* [Data to use]
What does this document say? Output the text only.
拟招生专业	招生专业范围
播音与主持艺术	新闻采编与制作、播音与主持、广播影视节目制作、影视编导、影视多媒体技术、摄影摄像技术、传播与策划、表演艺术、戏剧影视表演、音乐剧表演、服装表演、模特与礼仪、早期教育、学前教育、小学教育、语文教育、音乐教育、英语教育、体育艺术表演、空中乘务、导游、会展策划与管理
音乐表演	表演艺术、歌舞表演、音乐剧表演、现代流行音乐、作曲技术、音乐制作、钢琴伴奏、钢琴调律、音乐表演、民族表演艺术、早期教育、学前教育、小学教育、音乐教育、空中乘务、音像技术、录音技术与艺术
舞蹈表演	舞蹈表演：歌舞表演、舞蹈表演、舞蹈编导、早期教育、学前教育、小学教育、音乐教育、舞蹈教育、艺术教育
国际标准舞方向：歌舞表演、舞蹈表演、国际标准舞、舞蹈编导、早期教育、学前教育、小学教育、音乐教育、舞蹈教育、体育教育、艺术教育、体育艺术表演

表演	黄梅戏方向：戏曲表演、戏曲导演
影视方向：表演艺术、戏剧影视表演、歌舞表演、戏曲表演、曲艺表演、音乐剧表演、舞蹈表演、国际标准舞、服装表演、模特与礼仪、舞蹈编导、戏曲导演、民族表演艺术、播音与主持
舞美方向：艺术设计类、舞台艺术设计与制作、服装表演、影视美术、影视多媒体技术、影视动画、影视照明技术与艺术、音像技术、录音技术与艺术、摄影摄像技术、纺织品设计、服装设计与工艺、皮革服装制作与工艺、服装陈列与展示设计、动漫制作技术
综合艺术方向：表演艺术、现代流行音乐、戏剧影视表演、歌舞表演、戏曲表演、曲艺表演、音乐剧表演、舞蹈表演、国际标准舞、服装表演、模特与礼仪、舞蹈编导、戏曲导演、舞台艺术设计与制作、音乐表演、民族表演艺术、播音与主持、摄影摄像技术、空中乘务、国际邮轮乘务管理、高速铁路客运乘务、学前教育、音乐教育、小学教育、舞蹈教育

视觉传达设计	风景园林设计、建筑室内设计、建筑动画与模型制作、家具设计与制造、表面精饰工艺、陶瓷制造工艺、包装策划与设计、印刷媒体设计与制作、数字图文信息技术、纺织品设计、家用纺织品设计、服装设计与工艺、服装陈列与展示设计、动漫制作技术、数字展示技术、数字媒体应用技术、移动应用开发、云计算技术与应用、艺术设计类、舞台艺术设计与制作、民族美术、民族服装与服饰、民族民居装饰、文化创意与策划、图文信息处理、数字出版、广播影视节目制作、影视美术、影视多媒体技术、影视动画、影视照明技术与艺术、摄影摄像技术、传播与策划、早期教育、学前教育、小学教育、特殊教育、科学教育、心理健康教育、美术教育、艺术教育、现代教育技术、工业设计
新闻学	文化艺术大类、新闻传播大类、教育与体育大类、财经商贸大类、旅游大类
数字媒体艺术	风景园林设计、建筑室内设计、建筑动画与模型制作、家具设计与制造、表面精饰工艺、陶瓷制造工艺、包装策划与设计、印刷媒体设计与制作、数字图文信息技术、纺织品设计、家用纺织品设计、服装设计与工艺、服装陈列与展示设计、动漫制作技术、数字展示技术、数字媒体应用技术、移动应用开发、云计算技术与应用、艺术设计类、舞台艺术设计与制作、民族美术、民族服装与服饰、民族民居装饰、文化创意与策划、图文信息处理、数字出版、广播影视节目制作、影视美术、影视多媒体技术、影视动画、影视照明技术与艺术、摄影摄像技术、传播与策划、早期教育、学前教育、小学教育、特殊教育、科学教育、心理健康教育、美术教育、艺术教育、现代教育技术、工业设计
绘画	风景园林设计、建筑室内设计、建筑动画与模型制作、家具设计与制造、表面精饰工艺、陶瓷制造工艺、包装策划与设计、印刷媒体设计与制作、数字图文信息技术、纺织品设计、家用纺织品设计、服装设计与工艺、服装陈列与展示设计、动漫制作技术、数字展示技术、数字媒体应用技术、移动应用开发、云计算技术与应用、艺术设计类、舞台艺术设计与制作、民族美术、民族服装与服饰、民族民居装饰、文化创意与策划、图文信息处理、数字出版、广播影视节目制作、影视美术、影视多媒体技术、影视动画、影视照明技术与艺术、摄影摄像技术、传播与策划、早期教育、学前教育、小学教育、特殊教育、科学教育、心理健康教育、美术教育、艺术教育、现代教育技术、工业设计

* [Short problem] Go through the data and return every record exactly.

* [Final result]
What does this document say? Output the text only.
拟招生专业	招生专业范围
播音与主持艺术	新闻采编与制作、播音与主持、广播影视节目制作、影视编导、影视多媒体技术、摄影摄像技术、传播与策划、表演艺术、戏剧影视表演、音乐剧表演、服装表演、模特与礼仪、早期教育、学前教育、小学教育、语文教育、音乐教育、英语教育、体育艺术表演、空中乘务、导游、会展策划与管理
音乐表演	表演艺术、歌舞表演、音乐剧表演、现代流行音乐、作曲技术、音乐制作、钢琴伴奏、钢琴调律、音乐表演、民族表演艺术、早期教育、学前教育、小学教育、音乐教育、空中乘务、音像技术、录音技术与艺术
舞蹈表演	舞蹈表演：歌舞表演、舞蹈表演、舞蹈编导、早期教育、学前教育、小学教育、音乐教育、舞蹈教育、艺术教育
国际标准舞方向：歌舞表演、舞蹈表演、国际标准舞、舞蹈编导、早期教育、学前教育、小学教育、音乐教育、舞蹈教育、体育教育、艺术教育、体育艺术表演

表演	黄梅戏方向：戏曲表演、戏曲导演
影视方向：表演艺术、戏剧影视表演、歌舞表演、戏曲表演、曲艺表演、音乐剧表演、舞蹈表演、国际标准舞、服装表演、模特与礼仪、舞蹈编导、戏曲导演、民族表演艺术、播音与主持
舞美方向：艺术设计类、舞台艺术设计与制作、服装表演、影视美术、影视多媒体技术、影视动画、影视照明技术与艺术、音像技术、录音技术与艺术、摄影摄像技术、纺织品设计、服装设计与工艺、皮革服装制作与工艺、服装陈列与展示设计、动漫制作技术
综合艺术方向：表演艺术、现代流行音乐、戏剧影视表演、歌舞表演、戏曲表演、曲艺表演、音乐剧表演、舞蹈表演、国际标准舞、服装表演、模特与礼仪、舞蹈编导、戏曲导演、舞台艺术设计与制作、音乐表演、民族表演艺术、播音与主持、摄影摄像技术、空中乘务、国际邮轮乘务管理、高速铁路客运乘务、学前教育、音乐教育、小学教育、舞蹈教育

视觉传达设计	风景园林设计、建筑室内设计、建筑动画与模型制作、家具设计与制造、表面精饰工艺、陶瓷制造工艺、包装策划与设计、印刷媒体设计与制作、数字图文信息技术、纺织品设计、家用纺织品设计、服装设计与工艺、服装陈列与展示设计、动漫制作技术、数字展示技术、数字媒体应用技术、移动应用开发、云计算技术与应用、艺术设计类、舞台艺术设计与制作、民族美术、民族服装与服饰、民族民居装饰、文化创意与策划、图文信息处理、数字出版、广播影视节目制作、影视美术、影视多媒体技术、影视动画、影视照明技术与艺术、摄影摄像技术、传播与策划、早期教育、学前教育、小学教育、特殊教育、科学教育、心理健康教育、美术教育、艺术教育、现代教育技术、工业设计
新闻学	文化艺术大类、新闻传播大类、教育与体育大类、财经商贸大类、旅游大类
数字媒体艺术	风景园林设计、建筑室内设计、建筑动画与模型制作、家具设计与制造、表面精饰工艺、陶瓷制造工艺、包装策划与设计、印刷媒体设计与制作、数字图文信息技术、纺织品设计、家用纺织品设计、服装设计与工艺、服装陈列与展示设计、动漫制作技术、数字展示技术、数字媒体应用技术、移动应用开发、云计算技术与应用、艺术设计类、舞台艺术设计与制作、民族美术、民族服装与服饰、民族民居装饰、文化创意与策划、图文信息处理、数字出版、广播影视节目制作、影视美术、影视多媒体技术、影视动画、影视照明技术与艺术、摄影摄像技术、传播与策划、早期教育、学前教育、小学教育、特殊教育、科学教育、心理健康教育、美术教育、艺术教育、现代教育技术、工业设计
绘画	风景园林设计、建筑室内设计、建筑动画与模型制作、家具设计与制造、表面精饰工艺、陶瓷制造工艺、包装策划与设计、印刷媒体设计与制作、数字图文信息技术、纺织品设计、家用纺织品设计、服装设计与工艺、服装陈列与展示设计、动漫制作技术、数字展示技术、数字媒体应用技术、移动应用开发、云计算技术与应用、艺术设计类、舞台艺术设计与制作、民族美术、民族服装与服饰、民族民居装饰、文化创意与策划、图文信息处理、数字出版、广播影视节目制作、影视美术、影视多媒体技术、影视动画、影视照明技术与艺术、摄影摄像技术、传播与策划、早期教育、学前教育、小学教育、特殊教育、科学教育、心理健康教育、美术教育、艺术教育、现代教育技术、工业设计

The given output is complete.